• _To do_:
Without omitting anything, retype the data that follows.

• _Given records_:
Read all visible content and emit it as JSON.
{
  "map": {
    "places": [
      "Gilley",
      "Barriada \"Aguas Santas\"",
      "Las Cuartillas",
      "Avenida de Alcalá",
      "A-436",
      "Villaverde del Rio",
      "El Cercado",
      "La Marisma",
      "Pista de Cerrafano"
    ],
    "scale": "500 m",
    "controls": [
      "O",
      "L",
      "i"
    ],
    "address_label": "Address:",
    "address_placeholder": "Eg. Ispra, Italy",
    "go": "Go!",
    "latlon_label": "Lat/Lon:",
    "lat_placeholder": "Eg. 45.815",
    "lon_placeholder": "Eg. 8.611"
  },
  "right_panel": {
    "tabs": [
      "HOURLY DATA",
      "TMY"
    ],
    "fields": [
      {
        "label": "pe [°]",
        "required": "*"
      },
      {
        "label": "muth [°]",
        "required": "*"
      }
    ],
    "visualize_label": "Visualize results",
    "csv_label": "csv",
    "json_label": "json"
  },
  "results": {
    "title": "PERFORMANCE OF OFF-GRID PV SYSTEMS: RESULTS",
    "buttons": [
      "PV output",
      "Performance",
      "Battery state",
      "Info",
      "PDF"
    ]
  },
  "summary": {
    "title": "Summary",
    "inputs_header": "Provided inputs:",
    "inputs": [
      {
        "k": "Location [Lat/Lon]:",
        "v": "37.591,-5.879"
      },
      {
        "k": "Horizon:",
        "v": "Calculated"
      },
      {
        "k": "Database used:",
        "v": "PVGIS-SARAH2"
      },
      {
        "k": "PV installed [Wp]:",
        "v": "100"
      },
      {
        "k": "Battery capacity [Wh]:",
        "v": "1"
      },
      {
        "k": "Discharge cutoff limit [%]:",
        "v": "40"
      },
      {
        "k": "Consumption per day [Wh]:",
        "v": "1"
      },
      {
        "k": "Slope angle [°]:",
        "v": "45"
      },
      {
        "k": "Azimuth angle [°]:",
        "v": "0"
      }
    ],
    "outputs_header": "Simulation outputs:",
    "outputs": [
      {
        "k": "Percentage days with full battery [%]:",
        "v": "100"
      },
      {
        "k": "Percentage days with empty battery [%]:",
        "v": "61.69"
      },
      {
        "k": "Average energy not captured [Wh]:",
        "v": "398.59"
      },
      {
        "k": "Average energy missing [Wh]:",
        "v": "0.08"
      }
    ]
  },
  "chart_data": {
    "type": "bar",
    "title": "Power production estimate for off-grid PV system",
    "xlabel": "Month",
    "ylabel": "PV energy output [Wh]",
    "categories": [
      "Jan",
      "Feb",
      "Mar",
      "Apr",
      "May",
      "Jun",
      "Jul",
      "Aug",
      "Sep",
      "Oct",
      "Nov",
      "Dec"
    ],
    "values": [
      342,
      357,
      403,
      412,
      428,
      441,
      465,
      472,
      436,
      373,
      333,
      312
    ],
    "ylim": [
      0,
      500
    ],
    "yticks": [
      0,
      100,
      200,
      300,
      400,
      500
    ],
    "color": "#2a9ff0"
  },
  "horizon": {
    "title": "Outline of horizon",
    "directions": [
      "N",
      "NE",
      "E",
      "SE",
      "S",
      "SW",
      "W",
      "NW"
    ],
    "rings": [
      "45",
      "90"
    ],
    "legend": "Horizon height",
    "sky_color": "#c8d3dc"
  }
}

• _Expected answer_:
Read all visible content and emit it as JSON.
{
  "map": {
    "places": [
      "Gilley",
      "Barriada \"Aguas Santas\"",
      "Las Cuartillas",
      "Avenida de Alcalá",
      "A-436",
      "Villaverde del Rio",
      "El Cercado",
      "La Marisma",
      "Pista de Cerrafano"
    ],
    "scale": "500 m",
    "controls": [
      "O",
      "L",
      "i"
    ],
    "address_label": "Address:",
    "address_placeholder": "Eg. Ispra, Italy",
    "go": "Go!",
    "latlon_label": "Lat/Lon:",
    "lat_placeholder": "Eg. 45.815",
    "lon_placeholder": "Eg. 8.611"
  },
  "right_panel": {
    "tabs": [
      "HOURLY DATA",
      "TMY"
    ],
    "fields": [
      {
        "label": "pe [°]",
        "required": "*"
      },
      {
        "label": "muth [°]",
        "required": "*"
      }
    ],
    "visualize_label": "Visualize results",
    "csv_label": "csv",
    "json_label": "json"
  },
  "results": {
    "title": "PERFORMANCE OF OFF-GRID PV SYSTEMS: RESULTS",
    "buttons": [
      "PV output",
      "Performance",
      "Battery state",
      "Info",
      "PDF"
    ]
  },
  "summary": {
    "title": "Summary",
    "inputs_header": "Provided inputs:",
    "inputs": [
      {
        "k": "Location [Lat/Lon]:",
        "v": "37.591,-5.879"
      },
      {
        "k": "Horizon:",
        "v": "Calculated"
      },
      {
        "k": "Database used:",
        "v": "PVGIS-SARAH2"
      },
      {
        "k": "PV installed [Wp]:",
        "v": "100"
      },
      {
        "k": "Battery capacity [Wh]:",
        "v": "1"
      },
      {
        "k": "Discharge cutoff limit [%]:",
        "v": "40"
      },
      {
        "k": "Consumption per day [Wh]:",
        "v": "1"
      },
      {
        "k": "Slope angle [°]:",
        "v": "45"
      },
      {
        "k": "Azimuth angle [°]:",
        "v": "0"
      }
    ],
    "outputs_header": "Simulation outputs:",
    "outputs": [
      {
        "k": "Percentage days with full battery [%]:",
        "v": "100"
      },
      {
        "k": "Percentage days with empty battery [%]:",
        "v": "61.69"
      },
      {
        "k": "Average energy not captured [Wh]:",
        "v": "398.59"
      },
      {
        "k": "Average energy missing [Wh]:",
        "v": "0.08"
      }
    ]
  },
  "chart_data": {
    "type": "bar",
    "title": "Power production estimate for off-grid PV system",
    "xlabel": "Month",
    "ylabel": "PV energy output [Wh]",
    "categories": [
      "Jan",
      "Feb",
      "Mar",
      "Apr",
      "May",
      "Jun",
      "Jul",
      "Aug",
      "Sep",
      "Oct",
      "Nov",
      "Dec"
    ],
    "values": [
      342,
      357,
      403,
      412,
      428,
      441,
      465,
      472,
      436,
      373,
      333,
      312
    ],
    "ylim": [
      0,
      500
    ],
    "yticks": [
      0,
      100,
      200,
      300,
      400,
      500
    ],
    "color": "#2a9ff0"
  },
  "horizon": {
    "title": "Outline of horizon",
    "directions": [
      "N",
      "NE",
      "E",
      "SE",
      "S",
      "SW",
      "W",
      "NW"
    ],
    "rings": [
      "45",
      "90"
    ],
    "legend": "Horizon height",
    "sky_color": "#c8d3dc"
  }
}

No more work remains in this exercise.